→ Written exercise: Please return every one of the following entries line for line without any changes, omitting the pictures.

>>

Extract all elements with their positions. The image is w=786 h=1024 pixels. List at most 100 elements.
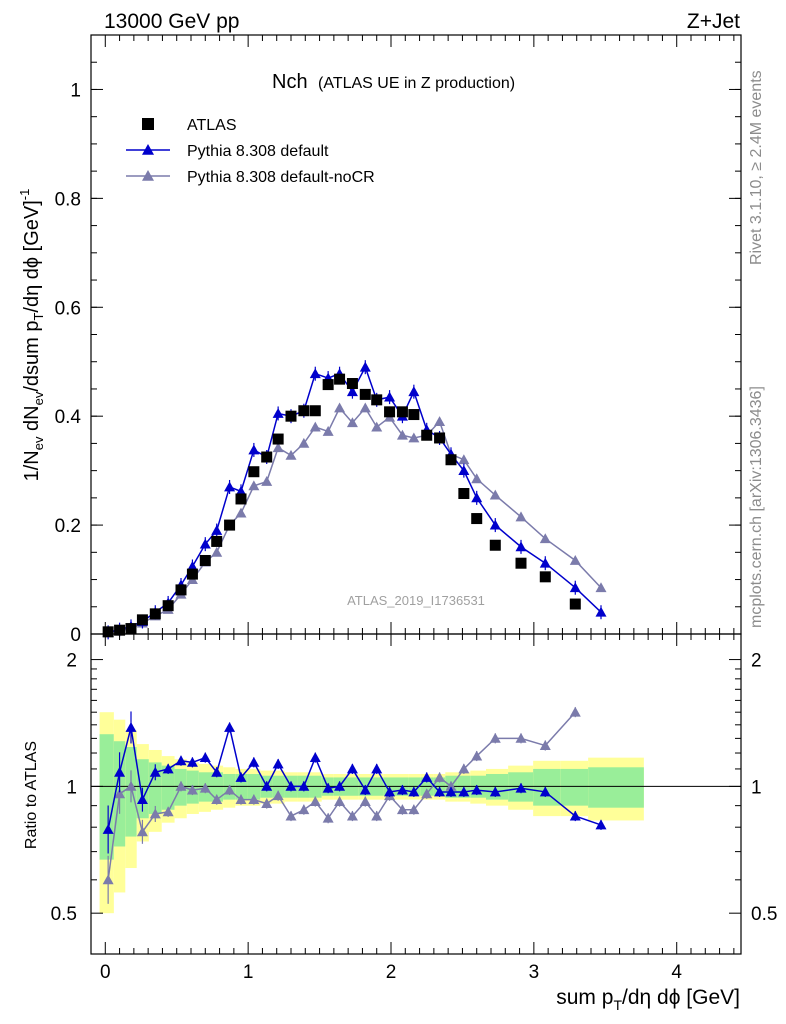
point-atlas [445,454,457,466]
point-atlas [248,466,260,478]
point-pythia-default-nocr [471,473,483,484]
ratio-point-pythia-default-nocr [272,790,284,801]
ratio-point-pythia-default [235,771,247,782]
point-pythia-default-nocr [434,416,446,427]
legend-marker-pythia-default-nocr [142,170,154,181]
point-atlas [272,433,284,445]
ratio-point-pythia-default-nocr [199,782,211,793]
ratio-point-pythia-default [272,758,284,769]
header-right: Z+Jet [687,10,740,33]
ratio-point-pythia-default [458,786,470,797]
ratio-point-pythia-default-nocr [125,780,137,791]
ratio-point-pythia-default-nocr [396,804,408,815]
ratio-panel-frame [90,633,742,955]
ratio-point-pythia-default-nocr [211,794,223,805]
point-pythia-default [211,525,223,535]
ratio-plot-marks [102,706,607,904]
point-atlas [434,432,446,444]
ratio-point-pythia-default [298,780,310,791]
header-left: 13000 GeV pp [104,10,239,33]
legend-label: Pythia 8.308 default [187,143,329,160]
main-panel: 0 0.2 0.4 0.6 0.8 1 Nch (ATLAS UE in Z produc… [17,34,742,646]
ratio-point-pythia-default [489,786,501,797]
mcplots-label: mcplots.cern.ch [arXiv:1306.3436] [748,386,765,628]
point-atlas [224,519,236,531]
point-pythia-default [186,560,198,571]
point-atlas [471,513,483,525]
point-pythia-default [235,485,247,496]
point-pythia-default-nocr [248,480,260,491]
ratio-point-pythia-default [371,763,383,774]
point-atlas [175,584,187,596]
ratio-point-pythia-default-nocr [224,784,236,795]
point-atlas [384,406,396,418]
ratio-point-pythia-default [421,771,433,782]
point-pythia-default-nocr [285,449,297,460]
point-atlas [309,405,321,417]
ratio-point-pythia-default-nocr [285,810,297,821]
ratio-point-pythia-default [384,786,396,797]
point-pythia-default [199,538,211,549]
ratio-axes: 0.5 0.5 1 1 2 2 0 1 2 3 4 [51,634,777,983]
main-y-axis-label: 1/Nev dNev/dsum pT/dη dϕ [GeV]-1 [17,189,46,482]
ratio-point-pythia-default [359,784,371,795]
main-y-tick-label: 0.6 [55,298,81,319]
point-pythia-default-nocr [346,417,358,428]
x-tick-label: 2 [386,962,397,983]
ratio-point-pythia-default-nocr [445,780,457,791]
point-atlas [569,598,581,610]
ratio-y-tick-label: 2 [66,651,77,672]
ratio-y-axis-label: Ratio to ATLAS [23,741,40,849]
point-pythia-default [515,541,527,552]
point-pythia-default-nocr [408,432,420,443]
ratio-point-pythia-default [102,823,114,834]
point-atlas [359,388,371,400]
ratio-point-pythia-default [248,756,260,767]
main-y-tick-label: 0.2 [55,516,81,537]
ratio-point-pythia-default-nocr [248,794,260,805]
ratio-point-pythia-default [322,782,334,793]
ratio-point-pythia-default-nocr [261,798,273,809]
ratio-point-pythia-default [346,763,358,774]
legend-label: Pythia 8.308 default-noCR [187,169,375,186]
x-axis-label: sum pT/dη dϕ [GeV] [556,986,740,1013]
band-inner [560,768,589,806]
analysis-tag: ATLAS_2019_I1736531 [347,593,485,608]
point-atlas [298,405,310,417]
ratio-y-tick-label: 0.5 [51,904,77,925]
ratio-point-pythia-default [175,755,187,766]
point-pythia-default-nocr [569,554,581,565]
x-tick-label: 3 [529,962,540,983]
ratio-point-pythia-default [445,786,457,797]
legend: ATLAS Pythia 8.308 default Pythia 8.308 de… [126,117,375,186]
point-pythia-default [489,519,501,530]
point-atlas [162,600,174,612]
ratio-point-pythia-default-nocr [162,806,174,817]
ratio-point-pythia-default-nocr [322,812,334,823]
point-atlas [539,571,551,583]
ratio-point-pythia-default [309,752,321,763]
legend-marker-pythia-default [142,144,154,155]
point-pythia-default [359,361,371,372]
point-pythia-default-nocr [272,442,284,453]
ratio-point-pythia-default [569,810,581,821]
ratio-y-tick-label-right: 2 [751,651,762,672]
point-atlas [199,554,211,566]
ratio-point-pythia-default [408,786,420,797]
point-pythia-default-nocr [371,421,383,432]
point-pythia-default [346,386,358,397]
point-pythia-default [408,386,420,397]
rivet-version-label: Rivet 3.1.10, ≥ 2.4M events [748,70,765,265]
point-atlas [261,451,273,463]
point-pythia-default [471,492,483,503]
ratio-point-pythia-default-nocr [515,732,527,743]
ratio-y-tick-label-right: 1 [751,777,762,798]
ratio-point-pythia-default-nocr [489,732,501,743]
ratio-point-pythia-default-nocr [149,808,161,819]
point-pythia-default-nocr [458,454,470,465]
ratio-point-pythia-default [211,766,223,777]
point-pythia-default-nocr [489,489,501,500]
ratio-point-pythia-default [539,786,551,797]
ratio-point-pythia-default-nocr [458,763,470,774]
point-pythia-default-nocr [211,546,223,557]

<<

→ Written solution:
Extract all elements with their positions. The image is w=786 h=1024 pixels. List at most 100 elements.
point-atlas [445,454,457,466]
point-atlas [248,466,260,478]
point-pythia-default-nocr [471,473,483,484]
ratio-point-pythia-default-nocr [272,790,284,801]
ratio-point-pythia-default [235,771,247,782]
point-pythia-default-nocr [434,416,446,427]
legend-marker-pythia-default-nocr [142,170,154,181]
point-atlas [272,433,284,445]
ratio-point-pythia-default-nocr [199,782,211,793]
ratio-point-pythia-default [272,758,284,769]
header-right: Z+Jet [687,10,740,33]
ratio-point-pythia-default [458,786,470,797]
ratio-point-pythia-default-nocr [125,780,137,791]
ratio-point-pythia-default-nocr [396,804,408,815]
ratio-panel-frame [90,633,742,955]
ratio-point-pythia-default-nocr [211,794,223,805]
point-pythia-default [211,525,223,535]
ratio-plot-marks [102,706,607,904]
point-atlas [434,432,446,444]
ratio-point-pythia-default [298,780,310,791]
header-left: 13000 GeV pp [104,10,239,33]
legend-label: Pythia 8.308 default [187,143,329,160]
main-panel: 0 0.2 0.4 0.6 0.8 1 Nch (ATLAS UE in Z produc… [17,34,742,646]
ratio-point-pythia-default [489,786,501,797]
mcplots-label: mcplots.cern.ch [arXiv:1306.3436] [748,386,765,628]
point-atlas [224,519,236,531]
point-pythia-default [186,560,198,571]
point-atlas [471,513,483,525]
point-pythia-default [235,485,247,496]
point-pythia-default-nocr [248,480,260,491]
ratio-point-pythia-default [371,763,383,774]
point-atlas [175,584,187,596]
ratio-point-pythia-default-nocr [224,784,236,795]
point-atlas [384,406,396,418]
ratio-point-pythia-default [421,771,433,782]
point-pythia-default-nocr [285,449,297,460]
point-atlas [309,405,321,417]
ratio-point-pythia-default-nocr [285,810,297,821]
ratio-point-pythia-default [384,786,396,797]
point-pythia-default [199,538,211,549]
ratio-axes: 0.5 0.5 1 1 2 2 0 1 2 3 4 [51,634,777,983]
main-y-axis-label: 1/Nev dNev/dsum pT/dη dϕ [GeV]-1 [17,189,46,482]
ratio-point-pythia-default [359,784,371,795]
main-y-tick-label: 0.6 [55,298,81,319]
point-pythia-default-nocr [346,417,358,428]
x-tick-label: 2 [386,962,397,983]
ratio-point-pythia-default-nocr [445,780,457,791]
point-atlas [569,598,581,610]
ratio-y-tick-label: 2 [66,651,77,672]
ratio-y-axis-label: Ratio to ATLAS [23,741,40,849]
point-pythia-default [515,541,527,552]
point-pythia-default-nocr [408,432,420,443]
ratio-point-pythia-default [102,823,114,834]
point-atlas [359,388,371,400]
ratio-point-pythia-default [248,756,260,767]
main-y-tick-label: 0.2 [55,516,81,537]
ratio-point-pythia-default-nocr [248,794,260,805]
ratio-point-pythia-default [322,782,334,793]
ratio-point-pythia-default-nocr [261,798,273,809]
ratio-point-pythia-default [346,763,358,774]
legend-label: Pythia 8.308 default-noCR [187,169,375,186]
x-axis-label: sum pT/dη dϕ [GeV] [556,986,740,1013]
band-inner [560,768,589,806]
analysis-tag: ATLAS_2019_I1736531 [347,593,485,608]
point-atlas [298,405,310,417]
ratio-y-tick-label: 0.5 [51,904,77,925]
ratio-point-pythia-default [175,755,187,766]
point-pythia-default-nocr [569,554,581,565]
x-tick-label: 3 [529,962,540,983]
ratio-point-pythia-default [445,786,457,797]
legend: ATLAS Pythia 8.308 default Pythia 8.308 de… [126,117,375,186]
point-pythia-default [489,519,501,530]
point-atlas [162,600,174,612]
ratio-point-pythia-default-nocr [162,806,174,817]
ratio-point-pythia-default-nocr [322,812,334,823]
point-atlas [539,571,551,583]
ratio-point-pythia-default [309,752,321,763]
legend-marker-pythia-default [142,144,154,155]
point-pythia-default [359,361,371,372]
point-pythia-default-nocr [272,442,284,453]
ratio-point-pythia-default [569,810,581,821]
ratio-y-tick-label-right: 2 [751,651,762,672]
point-atlas [199,554,211,566]
ratio-point-pythia-default [408,786,420,797]
point-pythia-default-nocr [371,421,383,432]
point-pythia-default [346,386,358,397]
point-pythia-default [408,386,420,397]
rivet-version-label: Rivet 3.1.10, ≥ 2.4M events [748,70,765,265]
point-atlas [261,451,273,463]
point-pythia-default [471,492,483,503]
ratio-point-pythia-default-nocr [515,732,527,743]
ratio-y-tick-label-right: 1 [751,777,762,798]
ratio-point-pythia-default-nocr [489,732,501,743]
ratio-point-pythia-default-nocr [149,808,161,819]
point-pythia-default-nocr [458,454,470,465]
ratio-point-pythia-default [211,766,223,777]
point-pythia-default-nocr [489,489,501,500]
ratio-point-pythia-default [539,786,551,797]
ratio-point-pythia-default-nocr [458,763,470,774]
point-pythia-default-nocr [211,546,223,557]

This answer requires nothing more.